--- start of INPUT RECORDS ---
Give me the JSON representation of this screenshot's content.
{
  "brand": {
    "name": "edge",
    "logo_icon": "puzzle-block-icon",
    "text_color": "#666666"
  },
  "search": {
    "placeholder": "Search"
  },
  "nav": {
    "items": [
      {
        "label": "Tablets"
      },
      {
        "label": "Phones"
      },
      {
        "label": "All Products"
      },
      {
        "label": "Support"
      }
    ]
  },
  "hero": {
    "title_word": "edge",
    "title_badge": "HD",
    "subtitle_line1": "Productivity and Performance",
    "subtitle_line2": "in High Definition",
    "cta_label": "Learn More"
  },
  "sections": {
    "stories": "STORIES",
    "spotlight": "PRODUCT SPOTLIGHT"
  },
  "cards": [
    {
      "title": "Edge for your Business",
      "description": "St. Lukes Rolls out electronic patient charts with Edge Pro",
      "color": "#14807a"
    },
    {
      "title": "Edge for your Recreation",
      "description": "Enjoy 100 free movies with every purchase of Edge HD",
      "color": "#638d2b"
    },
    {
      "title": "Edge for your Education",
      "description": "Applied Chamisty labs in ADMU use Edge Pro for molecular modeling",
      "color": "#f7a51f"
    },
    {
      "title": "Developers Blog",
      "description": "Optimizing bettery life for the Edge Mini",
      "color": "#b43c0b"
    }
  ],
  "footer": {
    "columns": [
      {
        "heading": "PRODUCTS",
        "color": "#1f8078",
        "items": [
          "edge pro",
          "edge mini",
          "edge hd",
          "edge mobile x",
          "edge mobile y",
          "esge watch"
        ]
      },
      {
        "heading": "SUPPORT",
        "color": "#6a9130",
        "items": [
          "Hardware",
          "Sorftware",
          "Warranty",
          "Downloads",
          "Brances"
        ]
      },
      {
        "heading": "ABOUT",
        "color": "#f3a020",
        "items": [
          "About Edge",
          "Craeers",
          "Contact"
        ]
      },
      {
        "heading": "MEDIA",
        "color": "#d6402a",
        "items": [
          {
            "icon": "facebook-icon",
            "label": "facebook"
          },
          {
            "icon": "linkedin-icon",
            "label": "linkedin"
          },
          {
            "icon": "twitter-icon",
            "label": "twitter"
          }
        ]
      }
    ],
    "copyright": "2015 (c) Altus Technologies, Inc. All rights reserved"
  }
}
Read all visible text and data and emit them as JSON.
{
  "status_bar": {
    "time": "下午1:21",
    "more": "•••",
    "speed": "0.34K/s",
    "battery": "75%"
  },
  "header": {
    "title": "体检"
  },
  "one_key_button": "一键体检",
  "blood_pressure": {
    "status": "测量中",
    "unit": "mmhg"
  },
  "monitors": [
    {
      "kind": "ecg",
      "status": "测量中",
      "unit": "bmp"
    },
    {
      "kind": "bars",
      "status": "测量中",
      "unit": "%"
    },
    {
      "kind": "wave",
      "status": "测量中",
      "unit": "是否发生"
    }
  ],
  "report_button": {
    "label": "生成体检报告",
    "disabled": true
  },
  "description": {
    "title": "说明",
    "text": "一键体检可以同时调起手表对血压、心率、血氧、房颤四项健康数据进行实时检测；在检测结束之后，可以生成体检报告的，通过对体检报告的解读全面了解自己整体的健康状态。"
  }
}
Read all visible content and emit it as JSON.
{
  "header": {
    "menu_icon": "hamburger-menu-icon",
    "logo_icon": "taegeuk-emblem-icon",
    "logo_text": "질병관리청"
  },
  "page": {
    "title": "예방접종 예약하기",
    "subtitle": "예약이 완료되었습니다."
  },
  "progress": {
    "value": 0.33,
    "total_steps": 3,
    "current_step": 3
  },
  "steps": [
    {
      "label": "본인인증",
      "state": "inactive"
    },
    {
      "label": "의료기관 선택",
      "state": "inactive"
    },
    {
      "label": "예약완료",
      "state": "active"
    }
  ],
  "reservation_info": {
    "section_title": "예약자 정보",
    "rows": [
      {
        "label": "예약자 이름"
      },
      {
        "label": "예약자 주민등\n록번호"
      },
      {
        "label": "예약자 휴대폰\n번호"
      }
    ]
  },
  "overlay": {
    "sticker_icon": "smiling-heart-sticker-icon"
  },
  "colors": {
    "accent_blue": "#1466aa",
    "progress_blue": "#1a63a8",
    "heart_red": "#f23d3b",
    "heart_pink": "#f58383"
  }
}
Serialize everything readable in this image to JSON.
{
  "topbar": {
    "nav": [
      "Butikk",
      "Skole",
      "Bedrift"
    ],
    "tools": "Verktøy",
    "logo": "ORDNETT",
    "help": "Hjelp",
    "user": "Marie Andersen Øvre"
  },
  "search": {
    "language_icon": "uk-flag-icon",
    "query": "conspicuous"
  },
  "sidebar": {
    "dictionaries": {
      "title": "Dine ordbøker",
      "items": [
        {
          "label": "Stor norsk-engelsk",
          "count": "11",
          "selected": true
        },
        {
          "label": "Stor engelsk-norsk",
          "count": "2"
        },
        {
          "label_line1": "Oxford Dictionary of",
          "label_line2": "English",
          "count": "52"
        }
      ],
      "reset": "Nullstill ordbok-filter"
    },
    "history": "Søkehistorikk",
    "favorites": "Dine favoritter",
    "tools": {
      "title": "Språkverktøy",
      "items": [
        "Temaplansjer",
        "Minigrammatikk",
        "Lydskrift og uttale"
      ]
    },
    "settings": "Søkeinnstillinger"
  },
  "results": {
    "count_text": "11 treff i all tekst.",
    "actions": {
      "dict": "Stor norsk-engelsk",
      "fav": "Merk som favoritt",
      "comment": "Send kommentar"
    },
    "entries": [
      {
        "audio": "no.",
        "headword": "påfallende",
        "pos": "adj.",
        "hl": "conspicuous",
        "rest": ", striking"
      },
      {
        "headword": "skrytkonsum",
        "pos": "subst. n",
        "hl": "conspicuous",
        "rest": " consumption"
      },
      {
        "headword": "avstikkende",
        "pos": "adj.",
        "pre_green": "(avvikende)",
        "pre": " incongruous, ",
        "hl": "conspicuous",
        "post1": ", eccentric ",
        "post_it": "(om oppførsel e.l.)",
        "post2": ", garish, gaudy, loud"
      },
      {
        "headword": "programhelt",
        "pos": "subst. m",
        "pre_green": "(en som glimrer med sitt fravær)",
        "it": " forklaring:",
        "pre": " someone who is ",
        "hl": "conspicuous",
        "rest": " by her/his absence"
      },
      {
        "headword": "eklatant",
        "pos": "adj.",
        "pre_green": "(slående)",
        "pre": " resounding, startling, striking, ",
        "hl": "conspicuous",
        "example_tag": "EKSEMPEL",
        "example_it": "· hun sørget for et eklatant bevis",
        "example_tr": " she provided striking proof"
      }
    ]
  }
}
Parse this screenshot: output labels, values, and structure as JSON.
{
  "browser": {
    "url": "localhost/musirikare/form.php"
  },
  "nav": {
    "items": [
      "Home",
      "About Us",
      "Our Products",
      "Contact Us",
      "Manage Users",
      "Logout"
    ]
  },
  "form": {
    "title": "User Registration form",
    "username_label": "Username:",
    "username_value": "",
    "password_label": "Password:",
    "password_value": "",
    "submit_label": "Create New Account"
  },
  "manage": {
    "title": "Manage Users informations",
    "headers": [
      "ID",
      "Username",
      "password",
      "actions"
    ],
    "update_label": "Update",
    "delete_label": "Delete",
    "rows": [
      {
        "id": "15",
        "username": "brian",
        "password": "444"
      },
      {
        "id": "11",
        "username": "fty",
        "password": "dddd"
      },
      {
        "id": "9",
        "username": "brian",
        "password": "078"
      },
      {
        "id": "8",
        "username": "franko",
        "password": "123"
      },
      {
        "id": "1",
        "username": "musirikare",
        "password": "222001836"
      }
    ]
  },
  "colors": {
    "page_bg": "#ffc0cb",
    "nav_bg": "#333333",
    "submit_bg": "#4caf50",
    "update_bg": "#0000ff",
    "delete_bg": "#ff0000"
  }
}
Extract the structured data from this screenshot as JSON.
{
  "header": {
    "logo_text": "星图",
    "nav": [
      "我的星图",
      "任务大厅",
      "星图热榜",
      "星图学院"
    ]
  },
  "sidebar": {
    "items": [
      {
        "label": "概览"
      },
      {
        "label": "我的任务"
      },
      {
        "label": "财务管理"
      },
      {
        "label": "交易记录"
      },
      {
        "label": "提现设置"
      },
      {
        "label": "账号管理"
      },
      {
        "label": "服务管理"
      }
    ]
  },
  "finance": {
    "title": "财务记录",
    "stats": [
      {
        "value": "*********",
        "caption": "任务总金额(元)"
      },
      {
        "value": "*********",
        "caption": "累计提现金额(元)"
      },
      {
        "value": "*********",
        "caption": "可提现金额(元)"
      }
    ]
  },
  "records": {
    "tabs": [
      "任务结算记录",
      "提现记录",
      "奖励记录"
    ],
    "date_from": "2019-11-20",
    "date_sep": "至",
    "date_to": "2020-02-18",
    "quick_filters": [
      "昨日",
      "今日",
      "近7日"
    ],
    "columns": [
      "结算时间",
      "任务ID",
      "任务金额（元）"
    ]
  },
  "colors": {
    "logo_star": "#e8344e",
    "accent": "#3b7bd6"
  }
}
--- end of INPUT RECORDS ---
Copy each line of the records that contains the word "Users".

### CORRECT RESULT
      "Manage Users",
    "title": "Manage Users informations",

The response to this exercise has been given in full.